Aim >>
Every line holding the string "winner" should be gathered.

Given data >>
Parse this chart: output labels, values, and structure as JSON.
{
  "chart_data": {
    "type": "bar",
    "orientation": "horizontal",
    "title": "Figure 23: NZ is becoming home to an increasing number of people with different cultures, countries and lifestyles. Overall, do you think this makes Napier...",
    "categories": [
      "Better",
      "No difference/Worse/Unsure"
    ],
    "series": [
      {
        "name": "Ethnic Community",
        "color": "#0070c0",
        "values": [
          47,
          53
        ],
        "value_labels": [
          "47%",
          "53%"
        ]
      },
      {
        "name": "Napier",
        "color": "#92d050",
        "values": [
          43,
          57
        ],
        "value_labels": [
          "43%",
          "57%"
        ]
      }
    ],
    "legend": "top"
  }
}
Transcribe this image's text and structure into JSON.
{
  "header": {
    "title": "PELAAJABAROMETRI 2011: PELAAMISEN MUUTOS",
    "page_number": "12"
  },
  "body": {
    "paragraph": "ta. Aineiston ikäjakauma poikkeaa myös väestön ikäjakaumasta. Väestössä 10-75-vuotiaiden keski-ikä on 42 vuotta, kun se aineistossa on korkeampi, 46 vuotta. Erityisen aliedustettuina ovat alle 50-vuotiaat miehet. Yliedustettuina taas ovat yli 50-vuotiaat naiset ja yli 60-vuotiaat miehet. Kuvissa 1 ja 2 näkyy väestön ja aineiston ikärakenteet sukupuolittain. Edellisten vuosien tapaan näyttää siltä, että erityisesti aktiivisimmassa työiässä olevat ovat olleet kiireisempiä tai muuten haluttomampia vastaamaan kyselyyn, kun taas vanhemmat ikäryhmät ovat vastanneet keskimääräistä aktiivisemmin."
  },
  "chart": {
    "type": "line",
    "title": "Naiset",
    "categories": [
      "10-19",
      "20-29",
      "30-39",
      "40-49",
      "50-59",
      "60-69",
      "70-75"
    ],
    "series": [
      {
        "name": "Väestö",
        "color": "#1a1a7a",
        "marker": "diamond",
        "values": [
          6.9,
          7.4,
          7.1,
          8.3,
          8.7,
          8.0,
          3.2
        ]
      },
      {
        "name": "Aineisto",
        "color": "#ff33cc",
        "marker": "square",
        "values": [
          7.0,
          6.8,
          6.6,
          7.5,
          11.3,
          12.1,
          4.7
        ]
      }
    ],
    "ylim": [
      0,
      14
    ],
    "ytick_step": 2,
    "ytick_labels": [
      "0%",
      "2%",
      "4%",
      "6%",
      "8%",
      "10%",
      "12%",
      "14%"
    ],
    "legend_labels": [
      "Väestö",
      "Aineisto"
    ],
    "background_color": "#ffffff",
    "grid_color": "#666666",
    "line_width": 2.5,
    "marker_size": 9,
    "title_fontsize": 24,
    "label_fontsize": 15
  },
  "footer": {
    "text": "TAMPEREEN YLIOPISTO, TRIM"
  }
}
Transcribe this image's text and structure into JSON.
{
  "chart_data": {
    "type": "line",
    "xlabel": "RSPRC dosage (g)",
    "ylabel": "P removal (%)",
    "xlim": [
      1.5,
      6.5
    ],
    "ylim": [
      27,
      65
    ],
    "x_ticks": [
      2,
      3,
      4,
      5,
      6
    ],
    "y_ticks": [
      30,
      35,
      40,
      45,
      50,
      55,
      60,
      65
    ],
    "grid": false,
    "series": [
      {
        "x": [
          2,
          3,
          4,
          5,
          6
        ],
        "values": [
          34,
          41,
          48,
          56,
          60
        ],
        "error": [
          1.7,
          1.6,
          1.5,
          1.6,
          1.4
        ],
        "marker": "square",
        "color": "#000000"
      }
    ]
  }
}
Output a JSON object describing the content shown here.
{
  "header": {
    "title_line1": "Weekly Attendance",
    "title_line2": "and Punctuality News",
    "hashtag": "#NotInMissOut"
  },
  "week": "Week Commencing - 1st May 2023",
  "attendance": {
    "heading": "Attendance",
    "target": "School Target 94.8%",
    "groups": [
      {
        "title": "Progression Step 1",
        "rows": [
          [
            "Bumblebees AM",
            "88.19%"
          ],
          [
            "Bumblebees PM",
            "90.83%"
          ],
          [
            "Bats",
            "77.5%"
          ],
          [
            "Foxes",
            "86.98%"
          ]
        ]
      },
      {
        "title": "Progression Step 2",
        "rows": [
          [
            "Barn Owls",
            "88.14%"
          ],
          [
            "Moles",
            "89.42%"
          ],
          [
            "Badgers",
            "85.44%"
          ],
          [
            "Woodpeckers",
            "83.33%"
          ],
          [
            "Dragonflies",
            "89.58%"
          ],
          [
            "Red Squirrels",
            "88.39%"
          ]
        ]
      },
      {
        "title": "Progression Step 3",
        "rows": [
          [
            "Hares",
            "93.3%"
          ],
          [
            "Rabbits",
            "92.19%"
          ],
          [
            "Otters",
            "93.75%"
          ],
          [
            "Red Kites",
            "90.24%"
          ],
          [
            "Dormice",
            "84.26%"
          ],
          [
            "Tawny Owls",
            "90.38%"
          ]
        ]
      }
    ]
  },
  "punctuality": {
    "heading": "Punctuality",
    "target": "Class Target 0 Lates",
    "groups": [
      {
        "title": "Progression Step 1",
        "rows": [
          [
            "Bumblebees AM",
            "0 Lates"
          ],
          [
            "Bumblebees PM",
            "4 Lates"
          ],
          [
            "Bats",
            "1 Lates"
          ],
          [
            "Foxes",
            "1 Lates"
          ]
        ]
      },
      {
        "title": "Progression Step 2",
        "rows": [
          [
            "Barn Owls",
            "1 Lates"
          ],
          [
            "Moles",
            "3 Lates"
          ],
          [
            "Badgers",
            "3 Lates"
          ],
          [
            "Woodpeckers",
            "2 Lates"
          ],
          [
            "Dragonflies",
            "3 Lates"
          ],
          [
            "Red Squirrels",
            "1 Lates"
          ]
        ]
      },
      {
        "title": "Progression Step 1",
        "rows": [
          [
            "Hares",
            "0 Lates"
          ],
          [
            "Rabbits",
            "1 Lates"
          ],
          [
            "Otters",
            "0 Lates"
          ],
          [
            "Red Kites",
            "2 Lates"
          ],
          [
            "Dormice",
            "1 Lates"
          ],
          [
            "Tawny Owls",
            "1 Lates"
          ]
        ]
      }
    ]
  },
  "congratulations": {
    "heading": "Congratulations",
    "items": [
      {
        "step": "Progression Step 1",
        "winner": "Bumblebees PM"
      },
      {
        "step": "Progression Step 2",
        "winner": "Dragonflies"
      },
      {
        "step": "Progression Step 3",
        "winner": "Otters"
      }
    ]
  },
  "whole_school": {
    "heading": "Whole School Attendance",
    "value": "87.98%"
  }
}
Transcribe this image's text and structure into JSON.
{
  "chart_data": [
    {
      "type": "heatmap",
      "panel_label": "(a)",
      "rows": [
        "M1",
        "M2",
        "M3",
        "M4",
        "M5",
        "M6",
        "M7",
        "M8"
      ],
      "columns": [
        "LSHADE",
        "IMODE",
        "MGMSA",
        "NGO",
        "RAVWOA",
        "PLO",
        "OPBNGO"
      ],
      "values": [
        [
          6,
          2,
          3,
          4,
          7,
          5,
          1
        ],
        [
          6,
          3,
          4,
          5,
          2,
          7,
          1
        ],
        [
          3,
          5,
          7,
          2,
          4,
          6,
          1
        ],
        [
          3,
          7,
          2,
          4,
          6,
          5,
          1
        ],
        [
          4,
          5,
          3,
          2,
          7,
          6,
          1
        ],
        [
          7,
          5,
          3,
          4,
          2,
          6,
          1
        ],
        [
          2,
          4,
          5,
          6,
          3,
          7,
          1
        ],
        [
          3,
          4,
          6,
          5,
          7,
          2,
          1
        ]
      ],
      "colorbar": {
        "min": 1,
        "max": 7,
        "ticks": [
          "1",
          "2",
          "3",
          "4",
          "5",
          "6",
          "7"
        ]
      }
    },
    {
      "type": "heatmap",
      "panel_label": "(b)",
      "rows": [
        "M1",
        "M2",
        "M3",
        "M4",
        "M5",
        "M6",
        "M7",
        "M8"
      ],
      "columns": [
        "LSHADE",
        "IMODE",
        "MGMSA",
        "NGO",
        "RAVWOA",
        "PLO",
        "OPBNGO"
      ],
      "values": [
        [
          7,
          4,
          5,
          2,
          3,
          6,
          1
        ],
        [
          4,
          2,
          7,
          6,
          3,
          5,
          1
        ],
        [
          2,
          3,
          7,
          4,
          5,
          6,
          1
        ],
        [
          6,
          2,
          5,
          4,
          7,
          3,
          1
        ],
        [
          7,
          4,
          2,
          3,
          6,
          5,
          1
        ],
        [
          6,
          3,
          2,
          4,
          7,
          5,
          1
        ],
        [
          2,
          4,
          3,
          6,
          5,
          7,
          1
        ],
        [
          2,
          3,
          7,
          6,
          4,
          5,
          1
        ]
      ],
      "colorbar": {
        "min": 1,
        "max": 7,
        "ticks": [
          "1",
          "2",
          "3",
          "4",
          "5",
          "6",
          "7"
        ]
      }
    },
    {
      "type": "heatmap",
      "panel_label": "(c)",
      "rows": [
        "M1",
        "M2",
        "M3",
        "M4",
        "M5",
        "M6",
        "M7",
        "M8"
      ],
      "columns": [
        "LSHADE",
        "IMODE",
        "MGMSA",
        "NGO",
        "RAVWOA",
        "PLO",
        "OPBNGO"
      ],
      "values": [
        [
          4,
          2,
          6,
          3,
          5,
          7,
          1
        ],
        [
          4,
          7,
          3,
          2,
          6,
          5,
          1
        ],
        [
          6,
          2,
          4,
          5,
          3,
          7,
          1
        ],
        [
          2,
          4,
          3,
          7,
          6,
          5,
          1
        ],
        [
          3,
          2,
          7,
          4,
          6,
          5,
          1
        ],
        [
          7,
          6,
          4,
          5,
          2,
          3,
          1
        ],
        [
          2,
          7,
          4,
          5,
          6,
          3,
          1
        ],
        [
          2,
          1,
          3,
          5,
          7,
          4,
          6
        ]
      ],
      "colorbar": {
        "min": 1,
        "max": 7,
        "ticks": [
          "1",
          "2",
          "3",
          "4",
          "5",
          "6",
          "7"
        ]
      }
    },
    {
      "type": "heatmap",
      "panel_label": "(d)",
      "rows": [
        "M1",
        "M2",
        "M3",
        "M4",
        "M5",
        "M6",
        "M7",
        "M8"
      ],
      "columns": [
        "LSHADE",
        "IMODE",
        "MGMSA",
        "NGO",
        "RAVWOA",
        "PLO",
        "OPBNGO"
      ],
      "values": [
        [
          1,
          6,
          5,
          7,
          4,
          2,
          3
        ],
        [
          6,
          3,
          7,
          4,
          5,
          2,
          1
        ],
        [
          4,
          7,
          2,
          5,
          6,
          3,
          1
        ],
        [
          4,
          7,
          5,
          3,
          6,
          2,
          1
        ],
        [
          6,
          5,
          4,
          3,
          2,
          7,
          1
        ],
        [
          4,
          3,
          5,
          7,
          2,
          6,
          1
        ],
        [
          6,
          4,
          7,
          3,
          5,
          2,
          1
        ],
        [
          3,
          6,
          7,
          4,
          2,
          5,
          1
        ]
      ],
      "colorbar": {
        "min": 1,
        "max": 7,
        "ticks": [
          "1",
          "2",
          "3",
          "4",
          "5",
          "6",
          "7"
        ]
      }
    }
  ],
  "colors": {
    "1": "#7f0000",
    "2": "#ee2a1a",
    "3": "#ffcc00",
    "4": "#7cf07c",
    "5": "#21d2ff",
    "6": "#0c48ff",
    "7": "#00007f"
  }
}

Solution to this task >>
        "winner": "Bumblebees PM"
        "winner": "Dragonflies"
        "winner": "Otters"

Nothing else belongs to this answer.